Exercise description: Quote, word for word, the line containing "Convert this screenshot" and all lines that follow it to the end of the records, with no pictures.
--- BEGIN ---
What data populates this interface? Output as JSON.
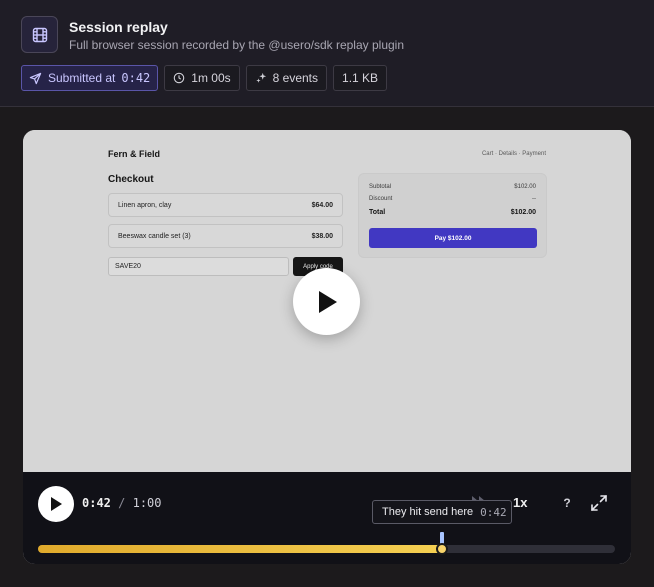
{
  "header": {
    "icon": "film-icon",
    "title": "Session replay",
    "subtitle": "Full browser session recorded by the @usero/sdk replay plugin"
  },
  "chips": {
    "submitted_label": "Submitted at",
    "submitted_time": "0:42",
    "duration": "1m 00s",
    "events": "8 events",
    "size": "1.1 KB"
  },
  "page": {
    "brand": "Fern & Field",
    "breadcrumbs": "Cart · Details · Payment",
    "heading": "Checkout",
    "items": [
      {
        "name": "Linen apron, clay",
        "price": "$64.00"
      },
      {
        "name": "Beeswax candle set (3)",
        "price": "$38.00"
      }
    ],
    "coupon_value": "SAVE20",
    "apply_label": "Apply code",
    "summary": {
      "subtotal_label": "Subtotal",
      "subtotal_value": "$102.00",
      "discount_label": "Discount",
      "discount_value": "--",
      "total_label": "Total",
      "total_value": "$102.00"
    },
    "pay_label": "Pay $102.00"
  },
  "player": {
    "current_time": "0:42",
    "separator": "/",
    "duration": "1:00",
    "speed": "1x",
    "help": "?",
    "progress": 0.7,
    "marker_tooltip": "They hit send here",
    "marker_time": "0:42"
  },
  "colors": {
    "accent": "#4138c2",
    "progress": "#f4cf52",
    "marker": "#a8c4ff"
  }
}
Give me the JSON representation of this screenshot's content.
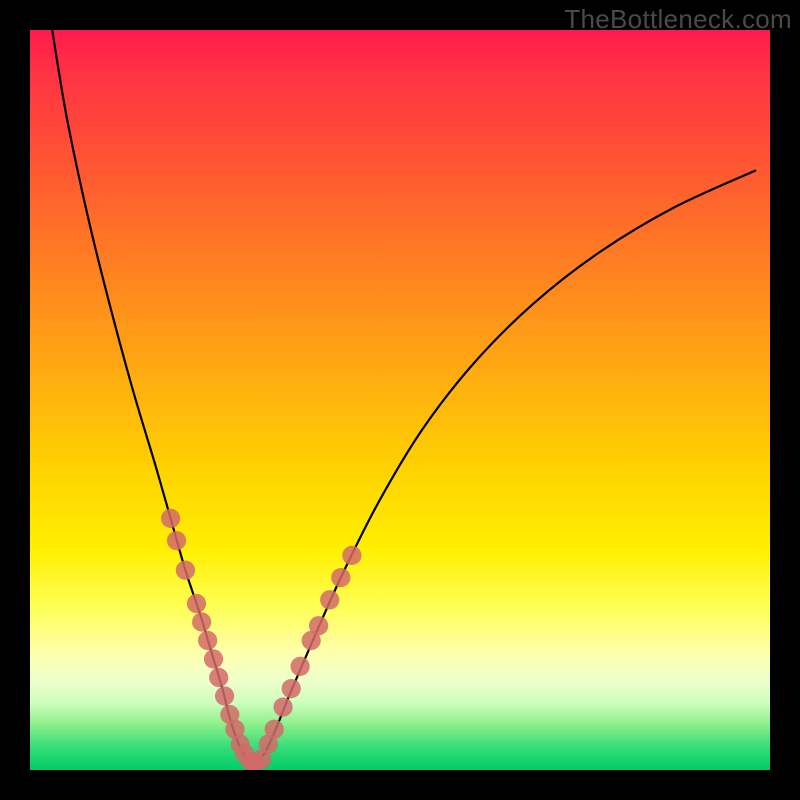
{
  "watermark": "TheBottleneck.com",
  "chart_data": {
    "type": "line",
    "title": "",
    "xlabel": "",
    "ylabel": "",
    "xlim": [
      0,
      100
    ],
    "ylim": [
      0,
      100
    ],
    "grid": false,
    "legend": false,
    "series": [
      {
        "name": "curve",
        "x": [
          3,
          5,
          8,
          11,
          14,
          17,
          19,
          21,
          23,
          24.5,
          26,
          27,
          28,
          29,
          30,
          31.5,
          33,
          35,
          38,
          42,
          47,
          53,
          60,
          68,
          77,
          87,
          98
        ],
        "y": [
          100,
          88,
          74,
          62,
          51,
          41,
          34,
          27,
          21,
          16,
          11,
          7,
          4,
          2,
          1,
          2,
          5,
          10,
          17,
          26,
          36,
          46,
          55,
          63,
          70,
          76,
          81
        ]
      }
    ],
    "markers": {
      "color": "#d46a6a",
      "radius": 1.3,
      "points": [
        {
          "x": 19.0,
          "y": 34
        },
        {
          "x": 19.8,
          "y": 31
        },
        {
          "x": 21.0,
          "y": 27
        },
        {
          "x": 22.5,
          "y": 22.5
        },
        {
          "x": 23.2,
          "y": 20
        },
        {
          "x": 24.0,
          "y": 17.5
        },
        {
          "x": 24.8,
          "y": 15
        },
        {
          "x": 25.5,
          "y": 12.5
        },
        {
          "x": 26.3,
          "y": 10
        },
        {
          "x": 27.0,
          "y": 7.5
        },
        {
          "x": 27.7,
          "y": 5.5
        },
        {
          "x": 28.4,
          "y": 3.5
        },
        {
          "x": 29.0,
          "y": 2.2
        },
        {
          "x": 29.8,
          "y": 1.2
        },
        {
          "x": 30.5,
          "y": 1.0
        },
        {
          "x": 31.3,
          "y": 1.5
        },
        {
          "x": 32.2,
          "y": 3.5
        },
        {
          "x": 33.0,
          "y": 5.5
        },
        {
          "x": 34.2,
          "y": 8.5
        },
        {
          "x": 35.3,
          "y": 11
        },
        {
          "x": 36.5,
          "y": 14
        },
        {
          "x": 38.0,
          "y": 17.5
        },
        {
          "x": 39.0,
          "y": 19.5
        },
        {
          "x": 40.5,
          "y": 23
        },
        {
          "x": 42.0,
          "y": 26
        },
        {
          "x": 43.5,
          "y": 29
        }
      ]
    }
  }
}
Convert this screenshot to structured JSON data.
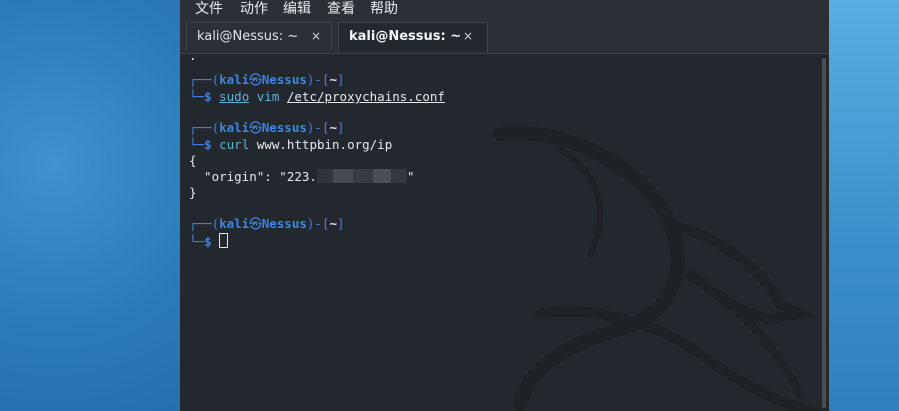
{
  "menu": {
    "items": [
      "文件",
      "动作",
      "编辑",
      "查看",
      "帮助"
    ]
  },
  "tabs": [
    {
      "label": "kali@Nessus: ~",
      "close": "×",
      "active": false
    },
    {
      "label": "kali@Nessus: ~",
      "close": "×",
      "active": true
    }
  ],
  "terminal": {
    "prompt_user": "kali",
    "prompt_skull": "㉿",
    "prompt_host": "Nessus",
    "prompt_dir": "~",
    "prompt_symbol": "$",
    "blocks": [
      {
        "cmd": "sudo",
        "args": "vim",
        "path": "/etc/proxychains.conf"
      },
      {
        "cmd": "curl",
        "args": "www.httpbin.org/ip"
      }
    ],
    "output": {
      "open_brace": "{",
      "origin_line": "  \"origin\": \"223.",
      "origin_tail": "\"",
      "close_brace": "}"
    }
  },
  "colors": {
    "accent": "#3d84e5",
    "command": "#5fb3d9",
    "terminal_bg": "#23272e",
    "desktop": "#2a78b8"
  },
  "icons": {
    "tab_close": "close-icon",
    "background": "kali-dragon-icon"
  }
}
--- END ---
Answer to the task:
Convert this screenshot to structured JSON data.
{
  "menu": {
    "items": [
      "文件",
      "动作",
      "编辑",
      "查看",
      "帮助"
    ]
  },
  "tabs": [
    {
      "label": "kali@Nessus: ~",
      "close": "×",
      "active": false
    },
    {
      "label": "kali@Nessus: ~",
      "close": "×",
      "active": true
    }
  ],
  "terminal": {
    "prompt_user": "kali",
    "prompt_skull": "㉿",
    "prompt_host": "Nessus",
    "prompt_dir": "~",
    "prompt_symbol": "$",
    "blocks": [
      {
        "cmd": "sudo",
        "args": "vim",
        "path": "/etc/proxychains.conf"
      },
      {
        "cmd": "curl",
        "args": "www.httpbin.org/ip"
      }
    ],
    "output": {
      "open_brace": "{",
      "origin_line": "  \"origin\": \"223.",
      "origin_tail": "\"",
      "close_brace": "}"
    }
  },
  "colors": {
    "accent": "#3d84e5",
    "command": "#5fb3d9",
    "terminal_bg": "#23272e",
    "desktop": "#2a78b8"
  },
  "icons": {
    "tab_close": "close-icon",
    "background": "kali-dragon-icon"
  }
}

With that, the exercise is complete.